Task:
Look through the data and write out every line with the word "color" in it.

Material for the task:

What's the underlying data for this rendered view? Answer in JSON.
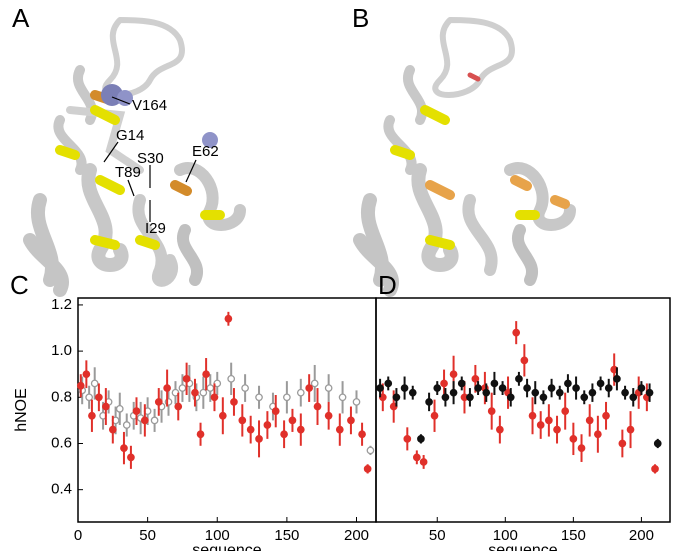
{
  "structures": [
    {
      "label": "A",
      "annotations": [
        "V164",
        "G14",
        "E62",
        "S30",
        "T89",
        "I29"
      ]
    },
    {
      "label": "B"
    }
  ],
  "chart_data": [
    {
      "type": "scatter",
      "panel_label": "C",
      "x_label": "sequence",
      "y_label": "hNOE",
      "xlim": [
        0,
        214
      ],
      "xticks": [
        0,
        50,
        100,
        150,
        200
      ],
      "ylim": [
        0.26,
        1.23
      ],
      "yticks": [
        0.4,
        0.6,
        0.8,
        {
          "value": 1.0,
          "label": "1.0"
        },
        1.2
      ],
      "series": [
        {
          "color": "#9a9a9a",
          "filled": false,
          "x": [
            3,
            8,
            12,
            18,
            22,
            27,
            30,
            35,
            40,
            45,
            50,
            55,
            60,
            65,
            70,
            75,
            80,
            85,
            90,
            95,
            100,
            110,
            120,
            130,
            140,
            150,
            160,
            170,
            180,
            190,
            200,
            210
          ],
          "values": [
            0.83,
            0.8,
            0.86,
            0.72,
            0.78,
            0.7,
            0.75,
            0.68,
            0.72,
            0.71,
            0.74,
            0.7,
            0.76,
            0.78,
            0.82,
            0.84,
            0.86,
            0.8,
            0.82,
            0.84,
            0.86,
            0.88,
            0.84,
            0.8,
            0.76,
            0.8,
            0.82,
            0.86,
            0.84,
            0.8,
            0.78,
            0.57
          ],
          "errors": [
            0.06,
            0.05,
            0.07,
            0.06,
            0.05,
            0.06,
            0.07,
            0.05,
            0.06,
            0.07,
            0.06,
            0.05,
            0.07,
            0.06,
            0.05,
            0.06,
            0.08,
            0.06,
            0.07,
            0.06,
            0.05,
            0.07,
            0.06,
            0.05,
            0.06,
            0.07,
            0.06,
            0.08,
            0.06,
            0.07,
            0.05,
            0.02
          ]
        },
        {
          "color": "#e0302a",
          "filled": true,
          "x": [
            2,
            6,
            10,
            15,
            20,
            25,
            33,
            38,
            42,
            48,
            58,
            64,
            72,
            78,
            84,
            88,
            92,
            98,
            104,
            108,
            112,
            118,
            124,
            130,
            136,
            142,
            148,
            154,
            160,
            166,
            172,
            180,
            188,
            196,
            204,
            208
          ],
          "values": [
            0.85,
            0.9,
            0.72,
            0.8,
            0.76,
            0.66,
            0.58,
            0.54,
            0.74,
            0.7,
            0.78,
            0.84,
            0.76,
            0.88,
            0.82,
            0.64,
            0.9,
            0.8,
            0.72,
            1.14,
            0.78,
            0.7,
            0.66,
            0.62,
            0.68,
            0.74,
            0.64,
            0.7,
            0.66,
            0.84,
            0.76,
            0.72,
            0.66,
            0.7,
            0.64,
            0.49
          ],
          "errors": [
            0.05,
            0.06,
            0.07,
            0.06,
            0.08,
            0.06,
            0.07,
            0.05,
            0.06,
            0.07,
            0.06,
            0.08,
            0.06,
            0.07,
            0.06,
            0.05,
            0.07,
            0.06,
            0.08,
            0.03,
            0.06,
            0.07,
            0.06,
            0.08,
            0.06,
            0.07,
            0.06,
            0.05,
            0.07,
            0.06,
            0.08,
            0.06,
            0.07,
            0.06,
            0.05,
            0.02
          ]
        }
      ]
    },
    {
      "type": "scatter",
      "panel_label": "D",
      "x_label": "sequence",
      "xlim": [
        5,
        221
      ],
      "xticks": [
        50,
        100,
        150,
        200
      ],
      "ylim": [
        0.26,
        1.23
      ],
      "series": [
        {
          "color": "#e0302a",
          "filled": true,
          "x": [
            10,
            18,
            28,
            35,
            40,
            48,
            55,
            62,
            70,
            78,
            85,
            90,
            96,
            102,
            108,
            114,
            120,
            126,
            132,
            138,
            144,
            150,
            156,
            162,
            168,
            174,
            180,
            186,
            192,
            198,
            204,
            210
          ],
          "values": [
            0.8,
            0.76,
            0.62,
            0.54,
            0.52,
            0.72,
            0.86,
            0.9,
            0.8,
            0.88,
            0.84,
            0.74,
            0.66,
            0.82,
            1.08,
            0.96,
            0.72,
            0.68,
            0.7,
            0.66,
            0.74,
            0.62,
            0.58,
            0.7,
            0.64,
            0.72,
            0.92,
            0.6,
            0.66,
            0.82,
            0.8,
            0.49
          ],
          "errors": [
            0.06,
            0.07,
            0.05,
            0.03,
            0.03,
            0.07,
            0.06,
            0.08,
            0.07,
            0.06,
            0.07,
            0.08,
            0.06,
            0.07,
            0.05,
            0.07,
            0.08,
            0.06,
            0.07,
            0.06,
            0.08,
            0.07,
            0.06,
            0.07,
            0.08,
            0.06,
            0.07,
            0.06,
            0.08,
            0.07,
            0.06,
            0.02
          ]
        },
        {
          "color": "#111111",
          "filled": true,
          "x": [
            8,
            14,
            20,
            26,
            32,
            38,
            44,
            50,
            56,
            62,
            68,
            74,
            80,
            86,
            92,
            98,
            104,
            110,
            116,
            122,
            128,
            134,
            140,
            146,
            152,
            158,
            164,
            170,
            176,
            182,
            188,
            194,
            200,
            206,
            212
          ],
          "values": [
            0.84,
            0.86,
            0.8,
            0.84,
            0.82,
            0.62,
            0.78,
            0.84,
            0.8,
            0.82,
            0.86,
            0.8,
            0.84,
            0.82,
            0.86,
            0.84,
            0.8,
            0.88,
            0.84,
            0.82,
            0.8,
            0.84,
            0.82,
            0.86,
            0.84,
            0.8,
            0.82,
            0.86,
            0.84,
            0.88,
            0.82,
            0.8,
            0.84,
            0.82,
            0.6
          ],
          "errors": [
            0.04,
            0.03,
            0.04,
            0.05,
            0.03,
            0.02,
            0.04,
            0.03,
            0.04,
            0.05,
            0.03,
            0.04,
            0.03,
            0.04,
            0.05,
            0.03,
            0.04,
            0.03,
            0.04,
            0.05,
            0.03,
            0.04,
            0.03,
            0.04,
            0.05,
            0.03,
            0.04,
            0.03,
            0.04,
            0.05,
            0.03,
            0.04,
            0.03,
            0.04,
            0.02
          ]
        }
      ]
    }
  ]
}
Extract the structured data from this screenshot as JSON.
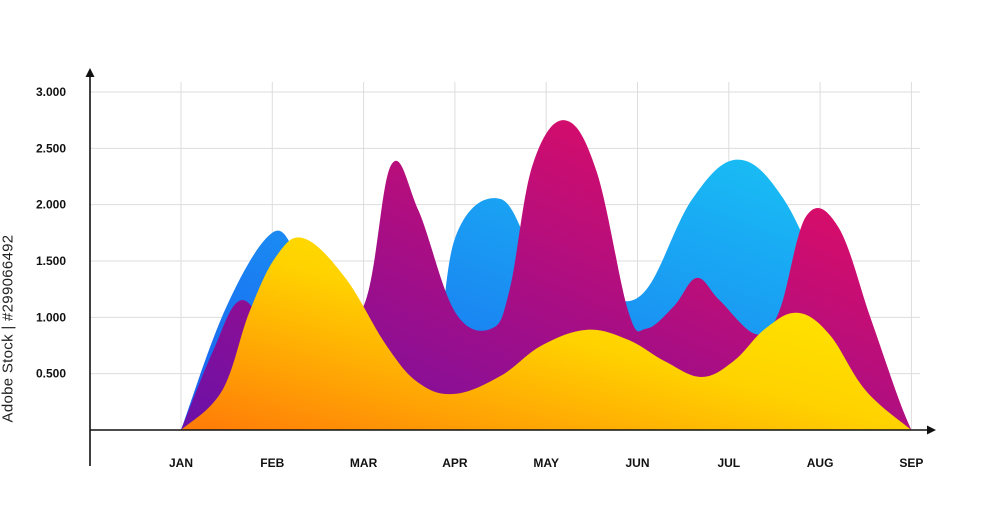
{
  "watermark": {
    "vertical_text": "Adobe Stock | #299066492",
    "repeated_text": "Adobe Stock"
  },
  "chart_data": {
    "type": "area",
    "title": "",
    "xlabel": "",
    "ylabel": "",
    "categories": [
      "JAN",
      "FEB",
      "MAR",
      "APR",
      "MAY",
      "JUN",
      "JUL",
      "AUG",
      "SEP"
    ],
    "y_tick_labels": [
      "0.500",
      "1.000",
      "1.500",
      "2.000",
      "2.500",
      "3.000"
    ],
    "ylim": [
      0,
      3000
    ],
    "grid": true,
    "legend": "none",
    "series": [
      {
        "gradient": [
          "#1a5cf0",
          "#19c8f5"
        ],
        "points": [
          [
            0.0,
            0
          ],
          [
            0.5,
            1100
          ],
          [
            1.0,
            1750
          ],
          [
            1.3,
            1550
          ],
          [
            1.7,
            1300
          ],
          [
            2.0,
            1050
          ],
          [
            2.4,
            750
          ],
          [
            2.75,
            350
          ],
          [
            3.0,
            1700
          ],
          [
            3.5,
            2050
          ],
          [
            3.9,
            1500
          ],
          [
            4.3,
            1200
          ],
          [
            4.7,
            1150
          ],
          [
            5.1,
            1250
          ],
          [
            5.6,
            2050
          ],
          [
            6.1,
            2400
          ],
          [
            6.6,
            2050
          ],
          [
            7.1,
            1200
          ],
          [
            7.6,
            450
          ],
          [
            8.0,
            0
          ]
        ]
      },
      {
        "gradient": [
          "#6a10a8",
          "#f20c5a"
        ],
        "points": [
          [
            0.0,
            0
          ],
          [
            0.35,
            700
          ],
          [
            0.65,
            1150
          ],
          [
            1.0,
            900
          ],
          [
            1.5,
            900
          ],
          [
            2.0,
            1100
          ],
          [
            2.3,
            2350
          ],
          [
            2.6,
            1950
          ],
          [
            3.0,
            1050
          ],
          [
            3.4,
            900
          ],
          [
            3.6,
            1250
          ],
          [
            3.85,
            2350
          ],
          [
            4.2,
            2750
          ],
          [
            4.55,
            2300
          ],
          [
            4.9,
            1050
          ],
          [
            5.1,
            900
          ],
          [
            5.4,
            1100
          ],
          [
            5.65,
            1350
          ],
          [
            5.9,
            1150
          ],
          [
            6.3,
            850
          ],
          [
            6.55,
            1050
          ],
          [
            6.85,
            1900
          ],
          [
            7.2,
            1800
          ],
          [
            7.55,
            1000
          ],
          [
            7.85,
            300
          ],
          [
            8.0,
            0
          ]
        ]
      },
      {
        "gradient": [
          "#ff7a08",
          "#ffd200",
          "#fff200"
        ],
        "points": [
          [
            0.0,
            0
          ],
          [
            0.45,
            350
          ],
          [
            0.75,
            1050
          ],
          [
            1.05,
            1550
          ],
          [
            1.35,
            1700
          ],
          [
            1.8,
            1350
          ],
          [
            2.25,
            750
          ],
          [
            2.6,
            420
          ],
          [
            3.0,
            320
          ],
          [
            3.5,
            480
          ],
          [
            3.95,
            750
          ],
          [
            4.45,
            890
          ],
          [
            4.9,
            800
          ],
          [
            5.3,
            610
          ],
          [
            5.7,
            470
          ],
          [
            6.05,
            610
          ],
          [
            6.4,
            900
          ],
          [
            6.75,
            1040
          ],
          [
            7.1,
            850
          ],
          [
            7.5,
            350
          ],
          [
            8.0,
            0
          ]
        ]
      }
    ]
  }
}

Task answer:
          "color": "#9a9a9a",
          "color": "#e0302a",
          "color": "#e0302a",
          "color": "#111111",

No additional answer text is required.